* [Task directions] Report how many lines contain the word "title"; answer with the number only.

* [The records]
--- START ---

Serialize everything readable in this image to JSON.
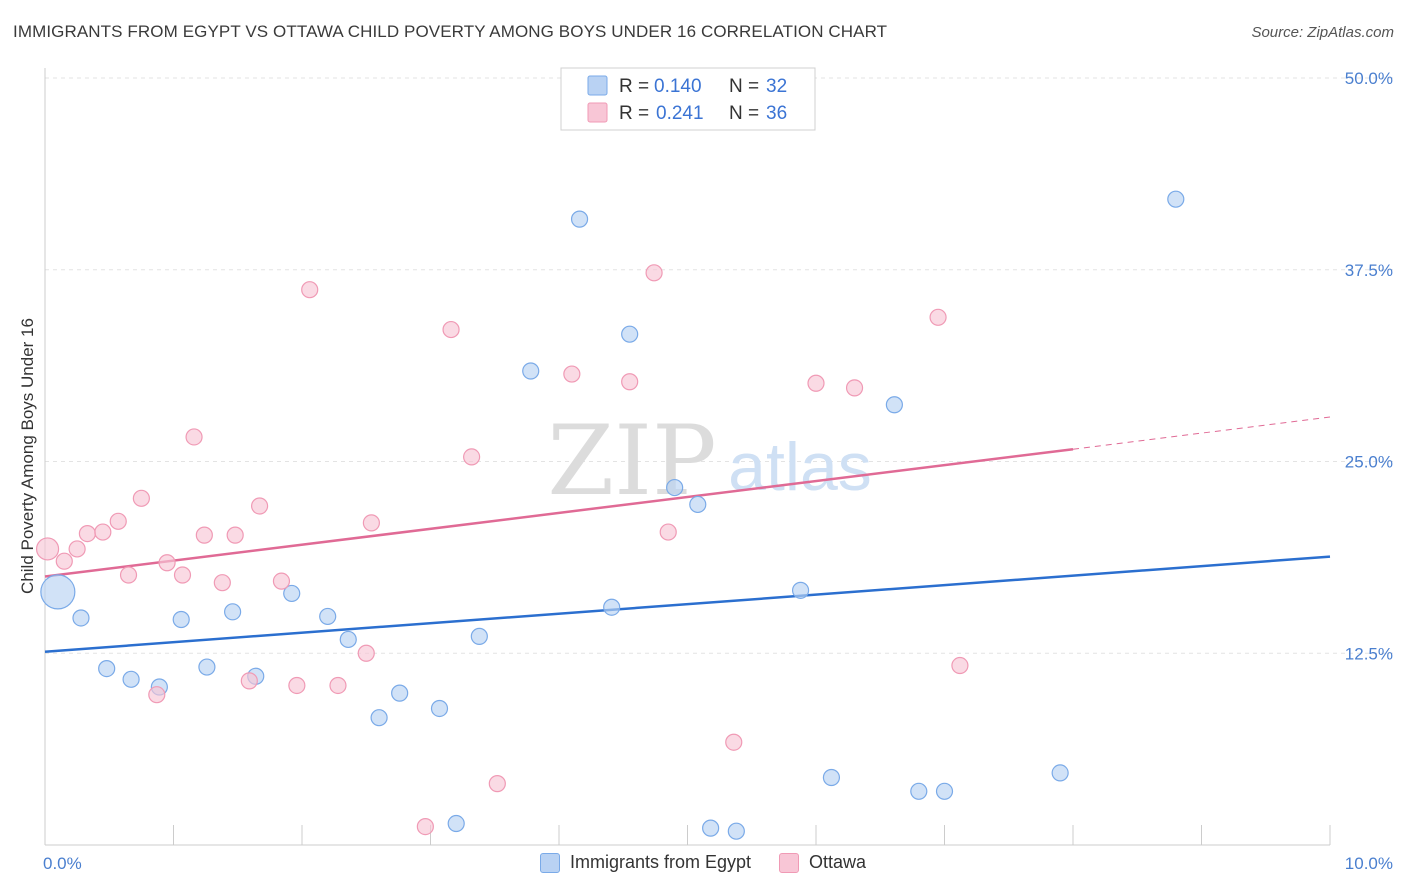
{
  "title": "IMMIGRANTS FROM EGYPT VS OTTAWA CHILD POVERTY AMONG BOYS UNDER 16 CORRELATION CHART",
  "source": "Source: ZipAtlas.com",
  "watermark": {
    "zip": "ZIP",
    "atlas": "atlas"
  },
  "legend": {
    "rows": [
      {
        "r_label": "R =",
        "r_value": "0.140",
        "n_label": "N =",
        "n_value": "32"
      },
      {
        "r_label": "R =",
        "r_value": "0.241",
        "n_label": "N =",
        "n_value": "36"
      }
    ]
  },
  "chart_data": {
    "type": "scatter",
    "xlabel": "",
    "ylabel": "Child Poverty Among Boys Under 16",
    "xlim": [
      0,
      10
    ],
    "ylim": [
      0,
      50
    ],
    "x_tick_labels": [
      "0.0%",
      "10.0%"
    ],
    "y_ticks": [
      12.5,
      25.0,
      37.5,
      50.0
    ],
    "y_tick_labels": [
      "12.5%",
      "25.0%",
      "37.5%",
      "50.0%"
    ],
    "grid": true,
    "series": [
      {
        "name": "Immigrants from Egypt",
        "color": "#7aaae8",
        "fill": "#b9d2f3",
        "line_color": "#2b6fcf",
        "trend": {
          "x0": 0,
          "y0": 12.6,
          "x1": 10,
          "y1": 18.8
        },
        "points": [
          {
            "x": 0.1,
            "y": 16.5,
            "size": "large"
          },
          {
            "x": 0.28,
            "y": 14.8
          },
          {
            "x": 0.48,
            "y": 11.5
          },
          {
            "x": 0.67,
            "y": 10.8
          },
          {
            "x": 0.89,
            "y": 10.3
          },
          {
            "x": 1.06,
            "y": 14.7
          },
          {
            "x": 1.26,
            "y": 11.6
          },
          {
            "x": 1.46,
            "y": 15.2
          },
          {
            "x": 1.64,
            "y": 11.0
          },
          {
            "x": 1.92,
            "y": 16.4
          },
          {
            "x": 2.2,
            "y": 14.9
          },
          {
            "x": 2.36,
            "y": 13.4
          },
          {
            "x": 2.6,
            "y": 8.3
          },
          {
            "x": 2.76,
            "y": 9.9
          },
          {
            "x": 3.07,
            "y": 8.9
          },
          {
            "x": 3.2,
            "y": 1.4
          },
          {
            "x": 3.38,
            "y": 13.6
          },
          {
            "x": 3.78,
            "y": 30.9
          },
          {
            "x": 4.16,
            "y": 40.8
          },
          {
            "x": 4.41,
            "y": 15.5
          },
          {
            "x": 4.55,
            "y": 33.3
          },
          {
            "x": 4.9,
            "y": 23.3
          },
          {
            "x": 5.08,
            "y": 22.2
          },
          {
            "x": 5.18,
            "y": 1.1
          },
          {
            "x": 5.38,
            "y": 0.9
          },
          {
            "x": 5.88,
            "y": 16.6
          },
          {
            "x": 6.12,
            "y": 4.4
          },
          {
            "x": 6.61,
            "y": 28.7
          },
          {
            "x": 6.8,
            "y": 3.5
          },
          {
            "x": 7.0,
            "y": 3.5
          },
          {
            "x": 7.9,
            "y": 4.7
          },
          {
            "x": 8.8,
            "y": 42.1
          }
        ]
      },
      {
        "name": "Ottawa",
        "color": "#f09ab5",
        "fill": "#f8c6d6",
        "line_color": "#e06a95",
        "trend": {
          "x0": 0,
          "y0": 17.5,
          "x1": 8.0,
          "y1": 25.8
        },
        "trend_ext": {
          "x0": 8.0,
          "y0": 25.8,
          "x1": 10,
          "y1": 27.9
        },
        "points": [
          {
            "x": 0.02,
            "y": 19.3,
            "size": "medium"
          },
          {
            "x": 0.15,
            "y": 18.5
          },
          {
            "x": 0.25,
            "y": 19.3
          },
          {
            "x": 0.33,
            "y": 20.3
          },
          {
            "x": 0.45,
            "y": 20.4
          },
          {
            "x": 0.57,
            "y": 21.1
          },
          {
            "x": 0.65,
            "y": 17.6
          },
          {
            "x": 0.75,
            "y": 22.6
          },
          {
            "x": 0.87,
            "y": 9.8
          },
          {
            "x": 0.95,
            "y": 18.4
          },
          {
            "x": 1.07,
            "y": 17.6
          },
          {
            "x": 1.16,
            "y": 26.6
          },
          {
            "x": 1.24,
            "y": 20.2
          },
          {
            "x": 1.38,
            "y": 17.1
          },
          {
            "x": 1.48,
            "y": 20.2
          },
          {
            "x": 1.59,
            "y": 10.7
          },
          {
            "x": 1.67,
            "y": 22.1
          },
          {
            "x": 1.84,
            "y": 17.2
          },
          {
            "x": 1.96,
            "y": 10.4
          },
          {
            "x": 2.06,
            "y": 36.2
          },
          {
            "x": 2.28,
            "y": 10.4
          },
          {
            "x": 2.5,
            "y": 12.5
          },
          {
            "x": 2.54,
            "y": 21.0
          },
          {
            "x": 2.96,
            "y": 1.2
          },
          {
            "x": 3.16,
            "y": 33.6
          },
          {
            "x": 3.32,
            "y": 25.3
          },
          {
            "x": 3.52,
            "y": 4.0
          },
          {
            "x": 4.1,
            "y": 30.7
          },
          {
            "x": 4.55,
            "y": 30.2
          },
          {
            "x": 4.74,
            "y": 37.3
          },
          {
            "x": 4.85,
            "y": 20.4
          },
          {
            "x": 5.36,
            "y": 6.7
          },
          {
            "x": 6.0,
            "y": 30.1
          },
          {
            "x": 6.3,
            "y": 29.8
          },
          {
            "x": 6.95,
            "y": 34.4
          },
          {
            "x": 7.12,
            "y": 11.7
          }
        ]
      }
    ]
  }
}
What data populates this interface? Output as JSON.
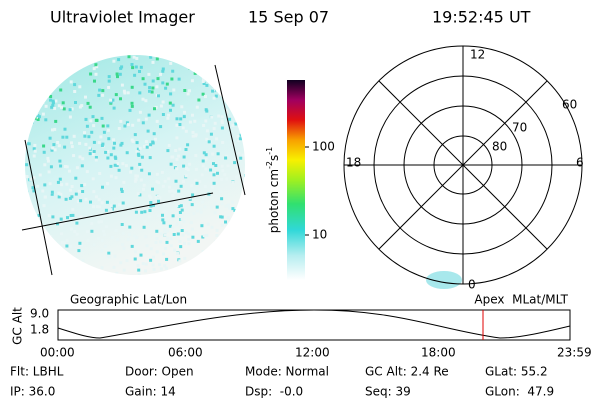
{
  "header": {
    "title": "Ultraviolet Imager",
    "date": "15 Sep 07",
    "time": "19:52:45 UT"
  },
  "colorbar": {
    "unit": {
      "base": "photon cm",
      "exp1": "-2",
      "mid": "s",
      "exp2": "-1"
    },
    "ticks": [
      "100",
      "10"
    ]
  },
  "polar": {
    "mlt_labels": {
      "top": "12",
      "left": "18",
      "right": "6",
      "bottom": "0"
    },
    "lat_labels": [
      "60",
      "70",
      "80"
    ]
  },
  "orbit": {
    "left_label": "Geographic Lat/Lon",
    "right_label": "Apex  MLat/MLT",
    "axis_label": "GC Alt",
    "yticks": [
      "9.0",
      "1.8"
    ],
    "xticks": [
      "00:00",
      "06:00",
      "12:00",
      "18:00",
      "23:59"
    ]
  },
  "info": {
    "rows": [
      [
        "Flt: LBHL",
        "Door: Open",
        "Mode: Normal",
        "GC Alt: 2.4 Re",
        "GLat: 55.2"
      ],
      [
        "IP: 36.0",
        "Gain: 14",
        "Dsp:  -0.0",
        "Seq: 39",
        "GLon:  47.9"
      ]
    ]
  }
}
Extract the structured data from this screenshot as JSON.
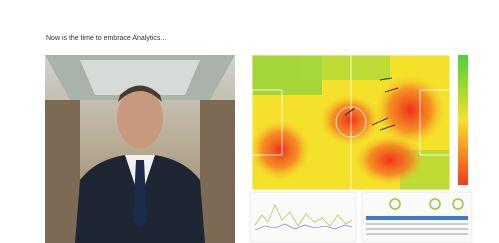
{
  "header": {
    "title": "Now is the time to embrace Analytics..."
  }
}
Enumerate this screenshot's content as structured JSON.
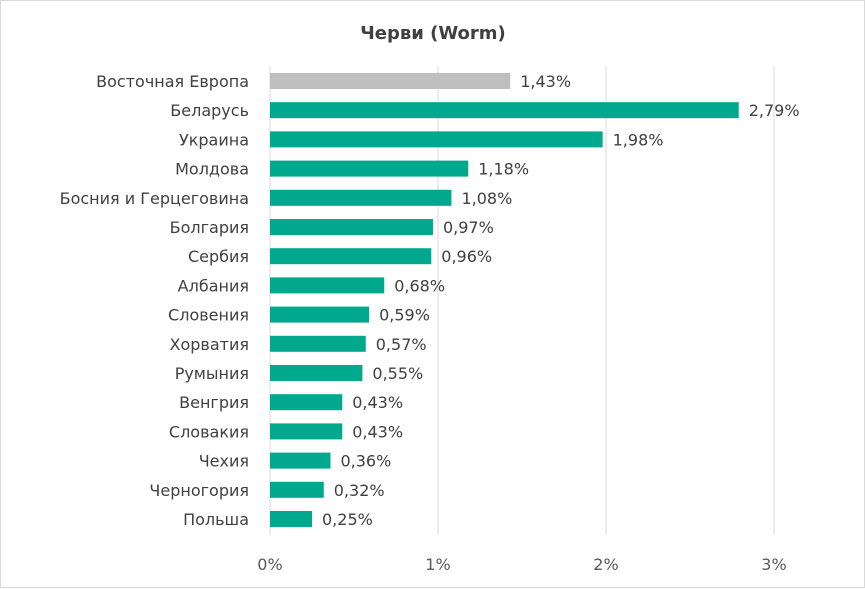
{
  "chart_data": {
    "type": "bar",
    "orientation": "horizontal",
    "title": "Черви (Worm)",
    "categories": [
      "Восточная Европа",
      "Беларусь",
      "Украина",
      "Молдова",
      "Босния и Герцеговина",
      "Болгария",
      "Сербия",
      "Албания",
      "Словения",
      "Хорватия",
      "Румыния",
      "Венгрия",
      "Словакия",
      "Чехия",
      "Черногория",
      "Польша"
    ],
    "values": [
      1.43,
      2.79,
      1.98,
      1.18,
      1.08,
      0.97,
      0.96,
      0.68,
      0.59,
      0.57,
      0.55,
      0.43,
      0.43,
      0.36,
      0.32,
      0.25
    ],
    "value_labels": [
      "1,43%",
      "2,79%",
      "1,98%",
      "1,18%",
      "1,08%",
      "0,97%",
      "0,96%",
      "0,68%",
      "0,59%",
      "0,57%",
      "0,55%",
      "0,43%",
      "0,43%",
      "0,36%",
      "0,32%",
      "0,25%"
    ],
    "xlim": [
      0,
      3
    ],
    "xticks": [
      0,
      1,
      2,
      3
    ],
    "xtick_labels": [
      "0%",
      "1%",
      "2%",
      "3%"
    ],
    "grid": true,
    "legend": "none",
    "colors": {
      "highlight": "#bfbfbf",
      "bar": "#00a88e"
    },
    "highlight_index": 0
  }
}
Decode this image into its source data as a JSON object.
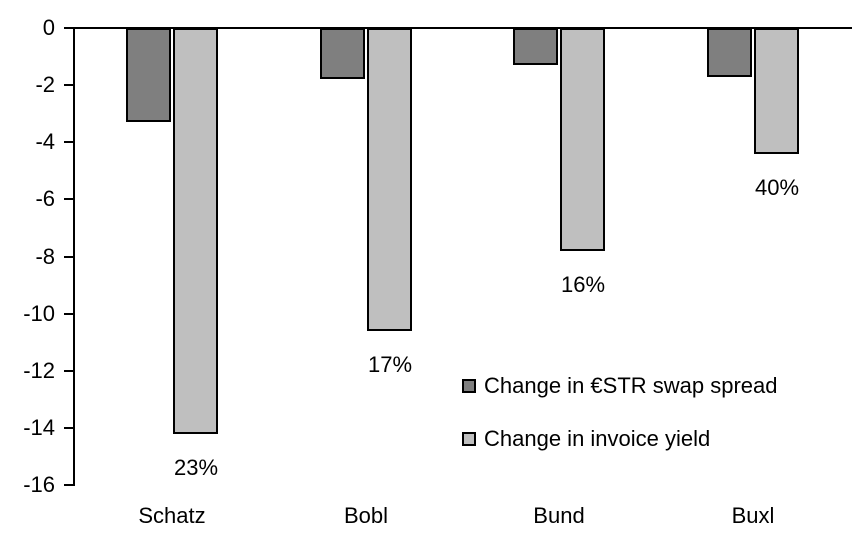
{
  "chart_data": {
    "type": "bar",
    "title": "",
    "xlabel": "",
    "ylabel": "",
    "categories": [
      "Schatz",
      "Bobl",
      "Bund",
      "Buxl"
    ],
    "series": [
      {
        "name": "Change in €STR swap spread",
        "color": "#7f7f7f",
        "values": [
          -3.3,
          -1.8,
          -1.3,
          -1.7
        ]
      },
      {
        "name": "Change in invoice yield",
        "color": "#bfbfbf",
        "values": [
          -14.2,
          -10.6,
          -7.8,
          -4.4
        ],
        "data_labels": [
          "23%",
          "17%",
          "16%",
          "40%"
        ]
      }
    ],
    "ylim": [
      -16,
      0
    ],
    "ytick_step": -2,
    "ytick_labels": [
      "0",
      "-2",
      "-4",
      "-6",
      "-8",
      "-10",
      "-12",
      "-14",
      "-16"
    ],
    "grid": false,
    "legend_position": "inside-right",
    "bar_border_color": "#000000",
    "axis_color": "#000000",
    "text_color": "#000000",
    "background_color": "#ffffff"
  }
}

--- END ---

* [Task answer] 5